* What is asked *
Which lines in the material below contain the word "海拔高度"? Copy each of them.

* Material for the task *
**********
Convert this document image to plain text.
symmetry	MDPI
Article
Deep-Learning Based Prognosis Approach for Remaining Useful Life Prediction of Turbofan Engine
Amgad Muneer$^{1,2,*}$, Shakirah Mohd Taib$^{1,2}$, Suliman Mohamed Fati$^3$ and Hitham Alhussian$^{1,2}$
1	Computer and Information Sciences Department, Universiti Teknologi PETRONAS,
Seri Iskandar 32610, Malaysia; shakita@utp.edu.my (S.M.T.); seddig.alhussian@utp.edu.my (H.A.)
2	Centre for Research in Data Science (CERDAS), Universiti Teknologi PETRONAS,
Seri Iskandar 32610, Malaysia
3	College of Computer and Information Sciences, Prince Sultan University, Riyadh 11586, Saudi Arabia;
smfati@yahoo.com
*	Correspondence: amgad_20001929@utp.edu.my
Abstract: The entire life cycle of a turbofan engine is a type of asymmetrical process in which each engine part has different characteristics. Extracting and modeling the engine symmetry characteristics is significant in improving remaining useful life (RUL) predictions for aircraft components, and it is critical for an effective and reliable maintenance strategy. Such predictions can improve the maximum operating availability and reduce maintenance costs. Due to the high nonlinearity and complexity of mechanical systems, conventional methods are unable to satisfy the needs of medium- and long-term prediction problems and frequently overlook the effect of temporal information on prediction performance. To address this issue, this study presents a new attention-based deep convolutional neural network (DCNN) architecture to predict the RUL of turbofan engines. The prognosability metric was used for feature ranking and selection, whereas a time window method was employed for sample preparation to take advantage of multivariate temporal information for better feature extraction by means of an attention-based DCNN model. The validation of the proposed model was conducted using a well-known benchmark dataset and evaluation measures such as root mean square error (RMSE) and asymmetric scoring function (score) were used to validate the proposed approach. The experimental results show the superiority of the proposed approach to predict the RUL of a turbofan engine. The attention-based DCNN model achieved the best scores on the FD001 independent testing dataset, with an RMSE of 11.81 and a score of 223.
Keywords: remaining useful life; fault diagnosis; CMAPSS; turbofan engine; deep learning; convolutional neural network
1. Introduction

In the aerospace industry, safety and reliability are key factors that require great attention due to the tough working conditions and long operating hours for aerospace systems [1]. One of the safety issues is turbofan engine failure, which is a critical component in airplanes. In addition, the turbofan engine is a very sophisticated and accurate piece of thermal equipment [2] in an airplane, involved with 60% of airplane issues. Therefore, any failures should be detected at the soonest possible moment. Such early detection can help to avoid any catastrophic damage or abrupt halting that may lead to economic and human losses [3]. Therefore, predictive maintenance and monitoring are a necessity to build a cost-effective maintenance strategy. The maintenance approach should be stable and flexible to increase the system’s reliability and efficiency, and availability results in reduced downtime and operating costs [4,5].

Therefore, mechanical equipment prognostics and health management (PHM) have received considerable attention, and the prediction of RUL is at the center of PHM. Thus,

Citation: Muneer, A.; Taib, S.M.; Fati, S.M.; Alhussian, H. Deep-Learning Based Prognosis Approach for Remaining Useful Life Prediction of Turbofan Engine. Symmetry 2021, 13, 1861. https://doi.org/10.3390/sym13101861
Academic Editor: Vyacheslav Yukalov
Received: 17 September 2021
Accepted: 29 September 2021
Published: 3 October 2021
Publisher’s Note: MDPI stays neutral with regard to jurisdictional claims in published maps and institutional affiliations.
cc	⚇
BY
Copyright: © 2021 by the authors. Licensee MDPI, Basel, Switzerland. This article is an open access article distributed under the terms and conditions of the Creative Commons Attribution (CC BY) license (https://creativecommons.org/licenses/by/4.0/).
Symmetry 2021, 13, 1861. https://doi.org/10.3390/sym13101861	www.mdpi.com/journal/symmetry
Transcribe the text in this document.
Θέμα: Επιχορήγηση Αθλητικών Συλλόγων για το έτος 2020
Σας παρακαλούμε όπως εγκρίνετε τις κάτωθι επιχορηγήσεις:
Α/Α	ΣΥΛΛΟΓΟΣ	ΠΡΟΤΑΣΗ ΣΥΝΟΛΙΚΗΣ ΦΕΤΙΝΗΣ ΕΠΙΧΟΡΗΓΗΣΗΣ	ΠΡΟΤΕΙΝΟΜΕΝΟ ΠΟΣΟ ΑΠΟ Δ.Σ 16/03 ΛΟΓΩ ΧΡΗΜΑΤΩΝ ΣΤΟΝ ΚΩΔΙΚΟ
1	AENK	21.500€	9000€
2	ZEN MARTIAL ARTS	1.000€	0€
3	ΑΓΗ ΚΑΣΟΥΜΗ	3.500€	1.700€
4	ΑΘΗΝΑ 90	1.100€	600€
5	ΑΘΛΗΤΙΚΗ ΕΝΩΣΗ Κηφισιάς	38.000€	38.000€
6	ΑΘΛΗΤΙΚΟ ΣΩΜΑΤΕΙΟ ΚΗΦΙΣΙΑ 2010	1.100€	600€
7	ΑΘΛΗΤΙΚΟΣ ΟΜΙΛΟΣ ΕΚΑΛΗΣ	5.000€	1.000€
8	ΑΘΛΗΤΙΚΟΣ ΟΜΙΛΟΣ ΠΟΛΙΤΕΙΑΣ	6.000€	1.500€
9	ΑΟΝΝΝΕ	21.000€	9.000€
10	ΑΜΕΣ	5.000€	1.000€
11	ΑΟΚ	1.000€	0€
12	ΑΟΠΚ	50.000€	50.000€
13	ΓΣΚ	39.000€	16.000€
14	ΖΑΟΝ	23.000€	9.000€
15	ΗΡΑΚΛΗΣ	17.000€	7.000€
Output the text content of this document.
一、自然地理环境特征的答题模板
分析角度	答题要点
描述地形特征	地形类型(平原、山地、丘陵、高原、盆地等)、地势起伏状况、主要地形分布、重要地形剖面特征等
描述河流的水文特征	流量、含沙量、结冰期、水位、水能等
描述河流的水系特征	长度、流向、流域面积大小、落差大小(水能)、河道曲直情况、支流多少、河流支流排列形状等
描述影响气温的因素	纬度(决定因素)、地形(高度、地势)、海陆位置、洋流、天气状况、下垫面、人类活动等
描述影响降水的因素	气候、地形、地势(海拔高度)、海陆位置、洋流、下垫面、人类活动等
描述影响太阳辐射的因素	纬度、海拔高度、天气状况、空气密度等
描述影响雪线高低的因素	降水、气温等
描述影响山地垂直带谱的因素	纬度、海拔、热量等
**********
* Output for this exercise *
描述影响降水的因素	气候、地形、地势(海拔高度)、海陆位置、洋流、下垫面、人类活动等
描述影响太阳辐射的因素	纬度、海拔高度、天气状况、空气密度等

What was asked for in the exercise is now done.